▶ **To do**
Rewrite the rows as a numbered list, dropping any blank lines, covering only the part that begins with the row containing "svg-text:☂: ☂ [807, 108, 814, 117]" and ends with the row containing "svg-text:▲: ▲ [146, 404, 153, 413]", both included.

▶ **Record set**
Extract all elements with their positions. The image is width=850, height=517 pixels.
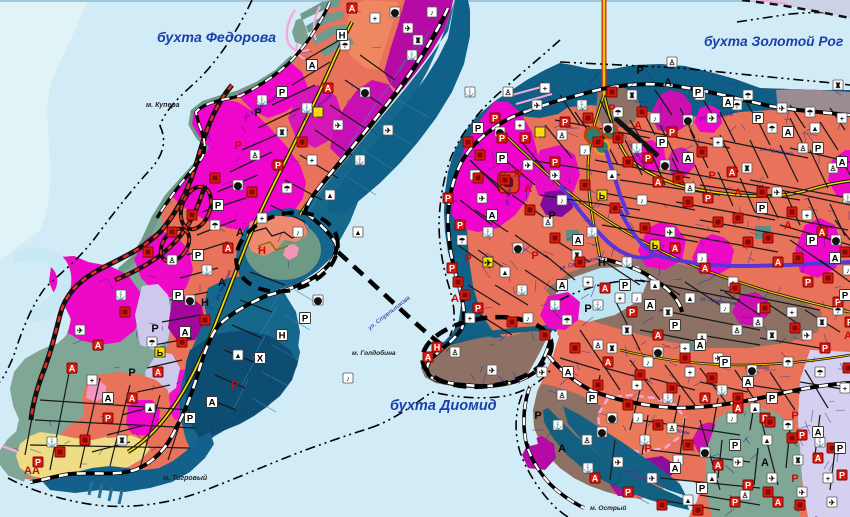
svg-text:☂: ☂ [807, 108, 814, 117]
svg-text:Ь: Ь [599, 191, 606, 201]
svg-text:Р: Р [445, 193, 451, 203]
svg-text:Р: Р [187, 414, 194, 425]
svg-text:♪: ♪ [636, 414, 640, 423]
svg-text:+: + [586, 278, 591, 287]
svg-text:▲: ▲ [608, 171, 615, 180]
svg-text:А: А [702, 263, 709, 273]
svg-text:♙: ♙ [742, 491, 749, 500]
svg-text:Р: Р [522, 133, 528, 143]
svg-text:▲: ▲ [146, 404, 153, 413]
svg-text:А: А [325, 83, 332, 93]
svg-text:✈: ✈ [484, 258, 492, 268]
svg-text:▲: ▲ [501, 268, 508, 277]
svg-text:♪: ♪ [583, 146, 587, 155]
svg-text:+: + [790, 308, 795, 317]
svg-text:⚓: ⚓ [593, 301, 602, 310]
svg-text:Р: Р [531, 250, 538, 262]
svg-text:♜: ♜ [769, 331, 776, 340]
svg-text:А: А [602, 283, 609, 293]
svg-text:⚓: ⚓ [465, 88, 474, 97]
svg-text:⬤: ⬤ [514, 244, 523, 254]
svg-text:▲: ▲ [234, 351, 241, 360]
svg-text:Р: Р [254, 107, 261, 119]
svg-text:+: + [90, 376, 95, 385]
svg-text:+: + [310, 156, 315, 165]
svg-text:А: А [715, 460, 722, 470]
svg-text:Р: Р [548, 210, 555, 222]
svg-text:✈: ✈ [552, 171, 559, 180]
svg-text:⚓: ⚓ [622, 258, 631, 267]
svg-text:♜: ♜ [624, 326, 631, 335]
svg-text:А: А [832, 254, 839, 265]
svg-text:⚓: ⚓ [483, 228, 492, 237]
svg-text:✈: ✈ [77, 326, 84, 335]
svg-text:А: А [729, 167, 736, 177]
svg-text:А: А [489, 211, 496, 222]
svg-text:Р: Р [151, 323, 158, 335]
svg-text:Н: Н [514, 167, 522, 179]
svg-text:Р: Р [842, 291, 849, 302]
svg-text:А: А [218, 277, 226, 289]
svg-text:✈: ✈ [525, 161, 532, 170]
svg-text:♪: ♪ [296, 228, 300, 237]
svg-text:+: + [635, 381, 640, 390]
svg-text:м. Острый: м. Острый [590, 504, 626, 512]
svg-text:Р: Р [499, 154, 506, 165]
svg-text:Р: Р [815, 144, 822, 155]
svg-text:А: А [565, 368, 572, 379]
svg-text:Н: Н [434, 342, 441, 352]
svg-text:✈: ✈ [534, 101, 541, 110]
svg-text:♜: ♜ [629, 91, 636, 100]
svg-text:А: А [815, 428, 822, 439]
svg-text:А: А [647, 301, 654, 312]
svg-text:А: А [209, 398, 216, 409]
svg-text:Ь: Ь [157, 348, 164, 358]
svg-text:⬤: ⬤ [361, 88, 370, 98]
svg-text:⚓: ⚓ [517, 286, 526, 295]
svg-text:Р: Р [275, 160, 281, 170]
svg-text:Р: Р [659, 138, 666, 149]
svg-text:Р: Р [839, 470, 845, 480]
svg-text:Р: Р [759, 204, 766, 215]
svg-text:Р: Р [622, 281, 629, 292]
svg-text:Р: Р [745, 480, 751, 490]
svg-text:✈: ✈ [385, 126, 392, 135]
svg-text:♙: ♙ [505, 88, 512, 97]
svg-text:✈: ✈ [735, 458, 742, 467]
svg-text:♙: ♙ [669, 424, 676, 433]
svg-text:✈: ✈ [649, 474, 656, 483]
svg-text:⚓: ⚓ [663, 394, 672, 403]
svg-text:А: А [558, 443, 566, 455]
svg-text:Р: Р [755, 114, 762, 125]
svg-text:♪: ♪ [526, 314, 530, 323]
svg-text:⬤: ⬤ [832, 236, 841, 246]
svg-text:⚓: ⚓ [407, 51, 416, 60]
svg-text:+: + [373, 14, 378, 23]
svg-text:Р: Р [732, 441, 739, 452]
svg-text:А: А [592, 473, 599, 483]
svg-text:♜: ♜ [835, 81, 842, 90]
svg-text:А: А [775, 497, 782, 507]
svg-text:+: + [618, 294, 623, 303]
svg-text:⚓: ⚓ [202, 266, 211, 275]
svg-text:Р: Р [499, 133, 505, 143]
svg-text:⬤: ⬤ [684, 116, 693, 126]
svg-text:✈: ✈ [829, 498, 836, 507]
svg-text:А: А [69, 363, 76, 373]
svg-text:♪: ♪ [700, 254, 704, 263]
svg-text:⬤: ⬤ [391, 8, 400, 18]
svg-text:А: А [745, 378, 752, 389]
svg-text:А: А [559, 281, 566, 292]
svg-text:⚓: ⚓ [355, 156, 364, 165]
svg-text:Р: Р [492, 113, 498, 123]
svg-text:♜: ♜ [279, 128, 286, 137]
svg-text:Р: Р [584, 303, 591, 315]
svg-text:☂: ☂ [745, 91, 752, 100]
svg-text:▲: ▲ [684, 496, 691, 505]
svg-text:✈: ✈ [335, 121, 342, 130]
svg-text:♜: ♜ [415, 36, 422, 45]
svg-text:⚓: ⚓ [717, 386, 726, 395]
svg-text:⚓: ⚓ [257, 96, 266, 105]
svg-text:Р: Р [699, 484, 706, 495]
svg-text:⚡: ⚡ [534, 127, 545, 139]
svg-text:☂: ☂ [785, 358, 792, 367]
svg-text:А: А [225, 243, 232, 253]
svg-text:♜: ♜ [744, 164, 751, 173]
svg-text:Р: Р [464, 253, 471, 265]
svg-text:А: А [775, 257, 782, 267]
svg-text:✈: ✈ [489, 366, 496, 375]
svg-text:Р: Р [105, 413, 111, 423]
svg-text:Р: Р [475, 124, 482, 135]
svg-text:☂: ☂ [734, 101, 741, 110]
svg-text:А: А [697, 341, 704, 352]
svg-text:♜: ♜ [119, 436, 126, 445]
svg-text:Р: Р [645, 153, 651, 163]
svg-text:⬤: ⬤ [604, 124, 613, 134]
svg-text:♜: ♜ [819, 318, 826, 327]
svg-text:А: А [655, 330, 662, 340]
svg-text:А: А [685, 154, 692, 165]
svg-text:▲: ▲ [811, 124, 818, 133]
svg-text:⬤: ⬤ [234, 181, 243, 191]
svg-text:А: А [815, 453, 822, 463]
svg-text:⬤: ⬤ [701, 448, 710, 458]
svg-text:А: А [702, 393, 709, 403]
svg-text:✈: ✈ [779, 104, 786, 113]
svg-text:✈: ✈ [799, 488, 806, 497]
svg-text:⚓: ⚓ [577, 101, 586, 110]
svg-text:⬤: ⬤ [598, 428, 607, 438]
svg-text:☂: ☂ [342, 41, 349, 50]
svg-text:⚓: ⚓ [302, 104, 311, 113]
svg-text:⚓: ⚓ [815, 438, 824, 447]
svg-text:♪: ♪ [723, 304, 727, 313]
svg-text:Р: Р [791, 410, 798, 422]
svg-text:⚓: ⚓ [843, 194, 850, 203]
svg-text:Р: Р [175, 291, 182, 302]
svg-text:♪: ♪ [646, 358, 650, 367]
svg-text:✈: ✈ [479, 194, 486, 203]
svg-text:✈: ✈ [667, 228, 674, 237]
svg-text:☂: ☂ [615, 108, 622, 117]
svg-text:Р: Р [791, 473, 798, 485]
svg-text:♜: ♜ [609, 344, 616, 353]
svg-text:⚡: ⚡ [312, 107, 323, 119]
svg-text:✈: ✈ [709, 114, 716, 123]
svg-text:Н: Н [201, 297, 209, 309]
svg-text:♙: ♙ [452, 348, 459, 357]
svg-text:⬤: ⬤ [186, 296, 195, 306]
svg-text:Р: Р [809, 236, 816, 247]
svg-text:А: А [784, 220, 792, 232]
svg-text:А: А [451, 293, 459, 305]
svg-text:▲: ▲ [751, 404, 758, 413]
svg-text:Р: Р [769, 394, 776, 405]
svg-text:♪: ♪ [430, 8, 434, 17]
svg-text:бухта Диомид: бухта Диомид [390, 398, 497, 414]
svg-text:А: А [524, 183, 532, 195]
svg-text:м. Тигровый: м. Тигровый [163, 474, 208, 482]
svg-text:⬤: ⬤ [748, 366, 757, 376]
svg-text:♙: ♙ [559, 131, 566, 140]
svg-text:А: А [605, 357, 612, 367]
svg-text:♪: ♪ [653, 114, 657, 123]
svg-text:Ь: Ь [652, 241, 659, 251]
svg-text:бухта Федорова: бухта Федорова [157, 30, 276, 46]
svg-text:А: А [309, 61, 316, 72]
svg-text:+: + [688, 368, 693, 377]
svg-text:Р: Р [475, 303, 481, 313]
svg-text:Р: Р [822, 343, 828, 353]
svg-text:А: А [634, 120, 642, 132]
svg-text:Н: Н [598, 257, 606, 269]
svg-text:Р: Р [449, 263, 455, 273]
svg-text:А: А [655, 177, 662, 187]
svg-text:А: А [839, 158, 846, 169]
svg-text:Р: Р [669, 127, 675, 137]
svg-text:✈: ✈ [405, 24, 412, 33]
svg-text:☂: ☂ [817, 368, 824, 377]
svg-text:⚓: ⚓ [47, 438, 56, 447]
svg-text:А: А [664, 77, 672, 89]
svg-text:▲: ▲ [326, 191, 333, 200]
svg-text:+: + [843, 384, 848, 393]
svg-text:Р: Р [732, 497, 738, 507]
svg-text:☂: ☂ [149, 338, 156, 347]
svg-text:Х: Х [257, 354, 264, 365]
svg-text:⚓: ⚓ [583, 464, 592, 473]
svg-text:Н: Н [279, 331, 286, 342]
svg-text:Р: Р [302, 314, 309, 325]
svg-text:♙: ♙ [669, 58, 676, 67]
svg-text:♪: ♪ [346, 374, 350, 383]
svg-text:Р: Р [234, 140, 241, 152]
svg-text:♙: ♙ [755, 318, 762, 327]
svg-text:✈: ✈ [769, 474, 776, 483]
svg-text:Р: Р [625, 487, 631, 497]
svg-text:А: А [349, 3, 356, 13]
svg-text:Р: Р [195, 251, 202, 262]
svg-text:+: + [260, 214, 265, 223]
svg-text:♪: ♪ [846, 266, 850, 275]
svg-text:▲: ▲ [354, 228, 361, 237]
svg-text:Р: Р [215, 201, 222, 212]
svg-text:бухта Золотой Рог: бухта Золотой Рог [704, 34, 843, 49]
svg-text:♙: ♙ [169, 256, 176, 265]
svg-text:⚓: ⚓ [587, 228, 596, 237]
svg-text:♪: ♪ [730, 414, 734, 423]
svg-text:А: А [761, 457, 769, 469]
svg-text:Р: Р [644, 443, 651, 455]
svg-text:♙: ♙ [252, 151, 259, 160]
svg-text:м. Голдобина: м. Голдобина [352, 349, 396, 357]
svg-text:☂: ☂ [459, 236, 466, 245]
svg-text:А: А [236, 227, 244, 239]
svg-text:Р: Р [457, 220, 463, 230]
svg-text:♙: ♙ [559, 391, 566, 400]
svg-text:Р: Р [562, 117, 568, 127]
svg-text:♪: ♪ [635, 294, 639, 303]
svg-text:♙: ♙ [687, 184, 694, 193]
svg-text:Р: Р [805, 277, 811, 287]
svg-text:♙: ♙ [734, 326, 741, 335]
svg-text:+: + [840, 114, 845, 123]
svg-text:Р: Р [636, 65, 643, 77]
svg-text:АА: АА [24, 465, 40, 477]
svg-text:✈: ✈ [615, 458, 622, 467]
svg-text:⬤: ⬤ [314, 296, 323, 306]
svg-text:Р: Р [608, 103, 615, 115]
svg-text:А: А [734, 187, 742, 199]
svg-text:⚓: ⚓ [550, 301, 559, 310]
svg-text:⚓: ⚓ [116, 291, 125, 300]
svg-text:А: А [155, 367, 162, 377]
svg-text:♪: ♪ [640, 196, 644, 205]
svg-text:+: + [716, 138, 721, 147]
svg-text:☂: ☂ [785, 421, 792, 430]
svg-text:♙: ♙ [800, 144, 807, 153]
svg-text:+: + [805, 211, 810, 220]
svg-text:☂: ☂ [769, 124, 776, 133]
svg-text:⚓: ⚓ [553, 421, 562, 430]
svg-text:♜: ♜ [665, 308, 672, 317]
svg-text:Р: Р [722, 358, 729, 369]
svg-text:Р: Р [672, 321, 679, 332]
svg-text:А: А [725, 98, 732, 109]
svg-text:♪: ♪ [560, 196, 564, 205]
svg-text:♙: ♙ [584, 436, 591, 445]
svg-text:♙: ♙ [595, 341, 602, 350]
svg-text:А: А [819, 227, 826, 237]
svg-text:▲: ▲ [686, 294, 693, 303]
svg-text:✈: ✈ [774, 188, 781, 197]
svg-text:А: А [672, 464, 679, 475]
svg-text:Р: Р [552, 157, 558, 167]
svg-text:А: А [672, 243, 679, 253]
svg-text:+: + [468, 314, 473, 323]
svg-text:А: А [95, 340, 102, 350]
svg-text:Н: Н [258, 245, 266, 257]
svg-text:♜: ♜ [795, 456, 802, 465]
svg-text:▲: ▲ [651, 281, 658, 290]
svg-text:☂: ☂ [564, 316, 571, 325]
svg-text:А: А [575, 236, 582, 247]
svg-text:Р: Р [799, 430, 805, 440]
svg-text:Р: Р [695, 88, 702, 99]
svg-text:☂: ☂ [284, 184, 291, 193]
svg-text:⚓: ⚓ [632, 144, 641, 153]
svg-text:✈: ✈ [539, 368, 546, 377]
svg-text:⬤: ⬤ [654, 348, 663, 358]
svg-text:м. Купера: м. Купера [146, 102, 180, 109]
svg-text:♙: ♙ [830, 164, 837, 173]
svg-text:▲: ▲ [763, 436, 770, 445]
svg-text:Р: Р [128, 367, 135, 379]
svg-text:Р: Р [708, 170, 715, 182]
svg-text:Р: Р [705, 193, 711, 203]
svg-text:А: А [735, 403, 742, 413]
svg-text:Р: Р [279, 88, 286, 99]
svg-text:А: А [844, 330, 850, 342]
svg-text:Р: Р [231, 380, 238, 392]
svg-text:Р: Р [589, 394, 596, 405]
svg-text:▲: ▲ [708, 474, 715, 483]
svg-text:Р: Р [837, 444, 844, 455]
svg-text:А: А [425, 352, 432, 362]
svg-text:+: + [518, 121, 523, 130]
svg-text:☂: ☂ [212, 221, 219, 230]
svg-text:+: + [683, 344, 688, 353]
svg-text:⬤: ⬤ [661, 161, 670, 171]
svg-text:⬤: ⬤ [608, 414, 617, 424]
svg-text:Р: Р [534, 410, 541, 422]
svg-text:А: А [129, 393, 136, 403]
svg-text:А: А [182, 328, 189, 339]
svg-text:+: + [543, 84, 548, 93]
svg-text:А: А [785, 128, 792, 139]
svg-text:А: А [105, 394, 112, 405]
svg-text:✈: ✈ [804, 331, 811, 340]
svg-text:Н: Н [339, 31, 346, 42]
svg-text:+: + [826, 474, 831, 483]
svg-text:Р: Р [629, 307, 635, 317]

▶ **Answer**
1. svg-text:☂: ☂ [807, 108, 814, 117]
2. svg-text:Ь: Ь [599, 191, 606, 201]
3. svg-text:Р: Р [445, 193, 451, 203]
4. svg-text:Р: Р [187, 414, 194, 425]
5. svg-text:♪: ♪ [636, 414, 640, 423]
6. svg-text:+: + [586, 278, 591, 287]
7. svg-text:▲: ▲ [608, 171, 615, 180]
8. svg-text:А: А [702, 263, 709, 273]
9. svg-text:♙: ♙ [742, 491, 749, 500]
10. svg-text:Р: Р [522, 133, 528, 143]
11. svg-text:▲: ▲ [146, 404, 153, 413]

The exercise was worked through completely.